▶ _Work to do_: Please copy every line of the records below that holds the word "Pourquoi".

(Records from a data collection)
────

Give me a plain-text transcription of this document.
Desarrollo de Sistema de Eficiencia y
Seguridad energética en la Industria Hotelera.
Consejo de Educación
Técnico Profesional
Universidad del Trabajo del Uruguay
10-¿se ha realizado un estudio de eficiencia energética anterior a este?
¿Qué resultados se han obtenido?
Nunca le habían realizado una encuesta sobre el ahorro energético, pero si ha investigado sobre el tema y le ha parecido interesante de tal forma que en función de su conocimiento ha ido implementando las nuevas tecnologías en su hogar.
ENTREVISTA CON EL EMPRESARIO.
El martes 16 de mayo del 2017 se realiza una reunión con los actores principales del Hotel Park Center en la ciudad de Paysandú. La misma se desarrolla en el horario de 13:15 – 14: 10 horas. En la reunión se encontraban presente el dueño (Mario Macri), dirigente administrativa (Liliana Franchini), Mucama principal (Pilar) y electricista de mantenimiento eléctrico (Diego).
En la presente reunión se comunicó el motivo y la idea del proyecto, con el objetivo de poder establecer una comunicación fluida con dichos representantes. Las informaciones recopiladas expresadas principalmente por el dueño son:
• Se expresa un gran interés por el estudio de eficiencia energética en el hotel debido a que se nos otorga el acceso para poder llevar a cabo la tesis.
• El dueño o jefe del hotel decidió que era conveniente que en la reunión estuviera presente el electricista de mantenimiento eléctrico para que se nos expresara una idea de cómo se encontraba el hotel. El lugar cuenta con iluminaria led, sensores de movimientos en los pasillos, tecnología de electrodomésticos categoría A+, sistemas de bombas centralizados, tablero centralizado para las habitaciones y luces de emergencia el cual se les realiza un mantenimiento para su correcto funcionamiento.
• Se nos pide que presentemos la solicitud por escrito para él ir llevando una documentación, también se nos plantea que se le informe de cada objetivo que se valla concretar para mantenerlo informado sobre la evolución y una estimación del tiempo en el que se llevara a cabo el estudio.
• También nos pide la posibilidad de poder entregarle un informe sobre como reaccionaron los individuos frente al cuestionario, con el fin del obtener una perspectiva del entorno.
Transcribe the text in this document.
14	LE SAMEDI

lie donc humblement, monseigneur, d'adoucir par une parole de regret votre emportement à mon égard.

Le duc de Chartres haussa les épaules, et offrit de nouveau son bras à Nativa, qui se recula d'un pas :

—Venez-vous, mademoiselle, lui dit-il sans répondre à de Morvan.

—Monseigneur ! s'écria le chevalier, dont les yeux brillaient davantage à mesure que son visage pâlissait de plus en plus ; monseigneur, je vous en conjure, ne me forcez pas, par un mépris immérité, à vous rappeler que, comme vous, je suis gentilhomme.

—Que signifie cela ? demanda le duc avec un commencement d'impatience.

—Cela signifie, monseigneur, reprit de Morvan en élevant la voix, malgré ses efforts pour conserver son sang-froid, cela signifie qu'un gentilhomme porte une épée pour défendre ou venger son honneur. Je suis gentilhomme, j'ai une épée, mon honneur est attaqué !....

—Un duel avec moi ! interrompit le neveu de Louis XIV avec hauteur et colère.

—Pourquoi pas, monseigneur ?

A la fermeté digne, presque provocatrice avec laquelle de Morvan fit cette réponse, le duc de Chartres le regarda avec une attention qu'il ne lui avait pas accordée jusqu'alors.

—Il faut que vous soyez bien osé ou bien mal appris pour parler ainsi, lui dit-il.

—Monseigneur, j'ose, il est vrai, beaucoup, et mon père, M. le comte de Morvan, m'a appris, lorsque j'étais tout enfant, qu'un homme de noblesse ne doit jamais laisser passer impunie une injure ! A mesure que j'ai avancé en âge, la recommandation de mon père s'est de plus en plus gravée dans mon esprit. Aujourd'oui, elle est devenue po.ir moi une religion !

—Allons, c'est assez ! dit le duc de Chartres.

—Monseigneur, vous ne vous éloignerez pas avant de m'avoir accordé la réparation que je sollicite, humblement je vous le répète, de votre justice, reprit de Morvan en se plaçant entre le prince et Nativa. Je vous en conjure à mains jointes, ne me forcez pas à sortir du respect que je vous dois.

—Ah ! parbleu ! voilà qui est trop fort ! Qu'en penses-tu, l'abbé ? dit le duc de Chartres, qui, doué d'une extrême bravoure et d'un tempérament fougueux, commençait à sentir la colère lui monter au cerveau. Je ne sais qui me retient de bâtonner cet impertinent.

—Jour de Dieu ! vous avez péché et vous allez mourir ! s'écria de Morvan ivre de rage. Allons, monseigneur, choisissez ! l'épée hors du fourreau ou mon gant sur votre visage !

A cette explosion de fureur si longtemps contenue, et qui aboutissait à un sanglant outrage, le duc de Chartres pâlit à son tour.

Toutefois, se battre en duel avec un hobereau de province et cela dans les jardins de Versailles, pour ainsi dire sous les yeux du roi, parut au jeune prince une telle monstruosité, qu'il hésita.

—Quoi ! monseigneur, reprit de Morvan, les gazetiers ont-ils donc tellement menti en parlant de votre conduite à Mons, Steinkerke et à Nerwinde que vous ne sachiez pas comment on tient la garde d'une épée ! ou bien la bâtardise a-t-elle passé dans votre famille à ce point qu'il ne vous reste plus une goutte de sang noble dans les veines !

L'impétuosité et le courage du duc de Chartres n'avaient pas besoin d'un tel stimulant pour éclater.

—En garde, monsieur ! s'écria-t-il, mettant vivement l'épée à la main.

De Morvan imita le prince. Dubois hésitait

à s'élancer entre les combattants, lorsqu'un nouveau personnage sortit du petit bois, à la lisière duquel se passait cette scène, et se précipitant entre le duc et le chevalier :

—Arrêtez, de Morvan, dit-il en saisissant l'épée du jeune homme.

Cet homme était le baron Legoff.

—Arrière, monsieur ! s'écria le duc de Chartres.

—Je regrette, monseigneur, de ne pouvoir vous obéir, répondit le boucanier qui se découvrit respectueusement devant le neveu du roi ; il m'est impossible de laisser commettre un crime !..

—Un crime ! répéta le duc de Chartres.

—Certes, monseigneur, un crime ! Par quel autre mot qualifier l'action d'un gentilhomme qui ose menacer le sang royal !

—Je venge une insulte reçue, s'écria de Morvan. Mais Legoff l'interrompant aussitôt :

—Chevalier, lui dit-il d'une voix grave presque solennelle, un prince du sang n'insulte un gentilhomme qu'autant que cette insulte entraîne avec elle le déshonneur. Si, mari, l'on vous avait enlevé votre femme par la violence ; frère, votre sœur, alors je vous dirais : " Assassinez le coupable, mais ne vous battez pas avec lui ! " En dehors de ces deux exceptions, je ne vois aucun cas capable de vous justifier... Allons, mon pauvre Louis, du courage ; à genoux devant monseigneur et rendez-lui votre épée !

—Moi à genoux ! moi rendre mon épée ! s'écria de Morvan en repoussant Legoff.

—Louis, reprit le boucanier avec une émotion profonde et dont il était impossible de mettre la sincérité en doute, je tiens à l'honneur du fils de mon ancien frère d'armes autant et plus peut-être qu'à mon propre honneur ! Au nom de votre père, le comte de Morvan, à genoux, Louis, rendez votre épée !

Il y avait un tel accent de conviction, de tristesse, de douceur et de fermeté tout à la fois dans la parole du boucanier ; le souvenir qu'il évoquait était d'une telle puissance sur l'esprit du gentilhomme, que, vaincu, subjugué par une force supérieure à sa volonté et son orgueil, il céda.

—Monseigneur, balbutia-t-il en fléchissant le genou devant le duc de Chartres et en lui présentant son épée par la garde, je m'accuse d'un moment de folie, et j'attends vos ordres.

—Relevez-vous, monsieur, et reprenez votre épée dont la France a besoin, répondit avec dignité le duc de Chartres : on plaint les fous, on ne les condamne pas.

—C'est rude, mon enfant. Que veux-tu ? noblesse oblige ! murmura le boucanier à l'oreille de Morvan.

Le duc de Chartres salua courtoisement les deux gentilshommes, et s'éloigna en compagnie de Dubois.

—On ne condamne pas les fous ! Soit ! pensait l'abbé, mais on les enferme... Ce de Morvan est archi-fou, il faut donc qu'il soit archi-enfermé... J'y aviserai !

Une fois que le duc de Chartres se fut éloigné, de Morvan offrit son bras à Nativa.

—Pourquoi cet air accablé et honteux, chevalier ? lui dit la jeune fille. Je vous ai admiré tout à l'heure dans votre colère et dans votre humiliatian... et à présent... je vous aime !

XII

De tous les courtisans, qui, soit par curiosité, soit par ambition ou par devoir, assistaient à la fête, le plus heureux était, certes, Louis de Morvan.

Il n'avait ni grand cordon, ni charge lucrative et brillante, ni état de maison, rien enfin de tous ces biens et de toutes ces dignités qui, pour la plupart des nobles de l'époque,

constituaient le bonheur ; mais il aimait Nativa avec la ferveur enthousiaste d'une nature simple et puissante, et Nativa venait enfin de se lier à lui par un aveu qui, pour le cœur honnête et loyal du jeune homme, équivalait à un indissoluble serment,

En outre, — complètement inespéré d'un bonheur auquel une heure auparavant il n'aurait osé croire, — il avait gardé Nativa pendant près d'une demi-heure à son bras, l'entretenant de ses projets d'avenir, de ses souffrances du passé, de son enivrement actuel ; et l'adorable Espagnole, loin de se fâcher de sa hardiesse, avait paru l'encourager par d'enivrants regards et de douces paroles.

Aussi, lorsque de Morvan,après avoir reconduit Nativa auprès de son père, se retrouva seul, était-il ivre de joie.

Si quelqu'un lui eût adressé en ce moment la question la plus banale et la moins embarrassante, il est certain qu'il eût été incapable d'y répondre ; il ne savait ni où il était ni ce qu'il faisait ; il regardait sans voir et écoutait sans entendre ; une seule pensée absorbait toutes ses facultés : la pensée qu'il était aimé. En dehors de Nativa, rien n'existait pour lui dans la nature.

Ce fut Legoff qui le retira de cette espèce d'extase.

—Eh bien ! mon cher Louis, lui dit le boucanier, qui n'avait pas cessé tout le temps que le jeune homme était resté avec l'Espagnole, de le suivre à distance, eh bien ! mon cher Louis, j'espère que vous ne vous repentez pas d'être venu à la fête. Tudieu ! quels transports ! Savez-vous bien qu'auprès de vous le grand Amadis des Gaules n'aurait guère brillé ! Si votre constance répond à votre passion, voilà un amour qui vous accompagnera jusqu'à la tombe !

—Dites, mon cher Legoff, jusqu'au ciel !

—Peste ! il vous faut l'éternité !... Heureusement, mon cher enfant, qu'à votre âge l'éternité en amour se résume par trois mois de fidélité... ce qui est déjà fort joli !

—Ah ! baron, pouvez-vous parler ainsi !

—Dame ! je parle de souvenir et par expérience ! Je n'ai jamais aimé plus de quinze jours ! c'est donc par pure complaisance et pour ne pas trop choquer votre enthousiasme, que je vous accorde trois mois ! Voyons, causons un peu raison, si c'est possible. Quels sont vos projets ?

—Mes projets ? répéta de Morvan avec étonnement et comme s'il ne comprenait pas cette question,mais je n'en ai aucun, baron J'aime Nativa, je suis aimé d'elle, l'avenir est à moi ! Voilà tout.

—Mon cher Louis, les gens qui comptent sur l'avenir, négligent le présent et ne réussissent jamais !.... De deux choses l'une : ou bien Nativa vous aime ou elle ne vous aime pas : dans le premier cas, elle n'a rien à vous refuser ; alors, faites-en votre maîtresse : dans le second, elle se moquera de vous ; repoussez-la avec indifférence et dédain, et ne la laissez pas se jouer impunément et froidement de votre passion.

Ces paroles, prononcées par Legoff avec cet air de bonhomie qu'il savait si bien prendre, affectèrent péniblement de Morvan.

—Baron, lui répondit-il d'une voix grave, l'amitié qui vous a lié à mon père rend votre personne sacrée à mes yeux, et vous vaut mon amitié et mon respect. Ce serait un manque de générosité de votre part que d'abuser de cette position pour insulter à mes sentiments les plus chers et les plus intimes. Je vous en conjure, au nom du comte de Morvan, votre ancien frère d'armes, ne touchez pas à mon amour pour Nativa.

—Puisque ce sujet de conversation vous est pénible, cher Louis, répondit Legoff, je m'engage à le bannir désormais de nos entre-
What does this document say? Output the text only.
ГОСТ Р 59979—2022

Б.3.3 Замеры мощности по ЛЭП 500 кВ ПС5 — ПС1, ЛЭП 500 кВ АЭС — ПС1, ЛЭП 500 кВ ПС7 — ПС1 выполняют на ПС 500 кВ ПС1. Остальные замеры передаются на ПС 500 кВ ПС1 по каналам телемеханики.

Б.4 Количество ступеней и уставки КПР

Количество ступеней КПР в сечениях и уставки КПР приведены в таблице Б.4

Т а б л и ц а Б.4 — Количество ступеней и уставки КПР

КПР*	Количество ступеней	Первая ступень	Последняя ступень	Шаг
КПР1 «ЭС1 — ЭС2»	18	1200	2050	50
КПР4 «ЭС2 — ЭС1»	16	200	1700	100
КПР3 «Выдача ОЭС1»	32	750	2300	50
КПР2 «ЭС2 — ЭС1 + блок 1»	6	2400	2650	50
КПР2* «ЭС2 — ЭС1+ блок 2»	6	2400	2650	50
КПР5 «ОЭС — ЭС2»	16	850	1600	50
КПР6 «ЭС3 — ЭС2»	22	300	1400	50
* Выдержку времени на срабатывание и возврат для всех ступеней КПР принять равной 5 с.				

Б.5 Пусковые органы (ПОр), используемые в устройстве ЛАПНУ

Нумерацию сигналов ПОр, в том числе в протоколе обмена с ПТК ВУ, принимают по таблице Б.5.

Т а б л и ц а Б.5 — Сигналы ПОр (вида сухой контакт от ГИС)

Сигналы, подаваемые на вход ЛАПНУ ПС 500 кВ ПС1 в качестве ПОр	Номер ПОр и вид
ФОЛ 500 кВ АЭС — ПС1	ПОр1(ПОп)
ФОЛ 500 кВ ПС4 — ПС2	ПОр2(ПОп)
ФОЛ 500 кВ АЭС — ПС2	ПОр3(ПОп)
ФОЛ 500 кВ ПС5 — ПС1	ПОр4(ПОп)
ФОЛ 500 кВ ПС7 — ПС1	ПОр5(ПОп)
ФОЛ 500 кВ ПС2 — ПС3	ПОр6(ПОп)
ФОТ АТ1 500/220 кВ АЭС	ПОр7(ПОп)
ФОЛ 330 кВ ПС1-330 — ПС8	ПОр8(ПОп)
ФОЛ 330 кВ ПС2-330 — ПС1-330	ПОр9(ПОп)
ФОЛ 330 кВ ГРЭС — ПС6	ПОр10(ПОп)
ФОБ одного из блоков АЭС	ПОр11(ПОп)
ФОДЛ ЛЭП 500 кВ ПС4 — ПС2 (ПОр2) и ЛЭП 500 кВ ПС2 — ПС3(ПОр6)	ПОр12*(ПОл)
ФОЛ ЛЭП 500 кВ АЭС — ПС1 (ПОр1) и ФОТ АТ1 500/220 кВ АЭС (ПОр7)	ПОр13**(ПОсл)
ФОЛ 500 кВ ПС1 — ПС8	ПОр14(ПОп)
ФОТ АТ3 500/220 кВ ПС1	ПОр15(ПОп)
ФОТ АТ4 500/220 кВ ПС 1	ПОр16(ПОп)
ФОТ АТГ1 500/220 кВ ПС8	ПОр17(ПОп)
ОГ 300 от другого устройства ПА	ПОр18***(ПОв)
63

────

▶ _Solution to the problem_:
—Pourquoi pas, monseigneur ?
—Pourquoi cet air accablé et honteux, chevalier ? lui dit la jeune fille. Je vous ai admiré tout à l'heure dans votre colère et dans votre humiliatian... et à présent... je vous aime !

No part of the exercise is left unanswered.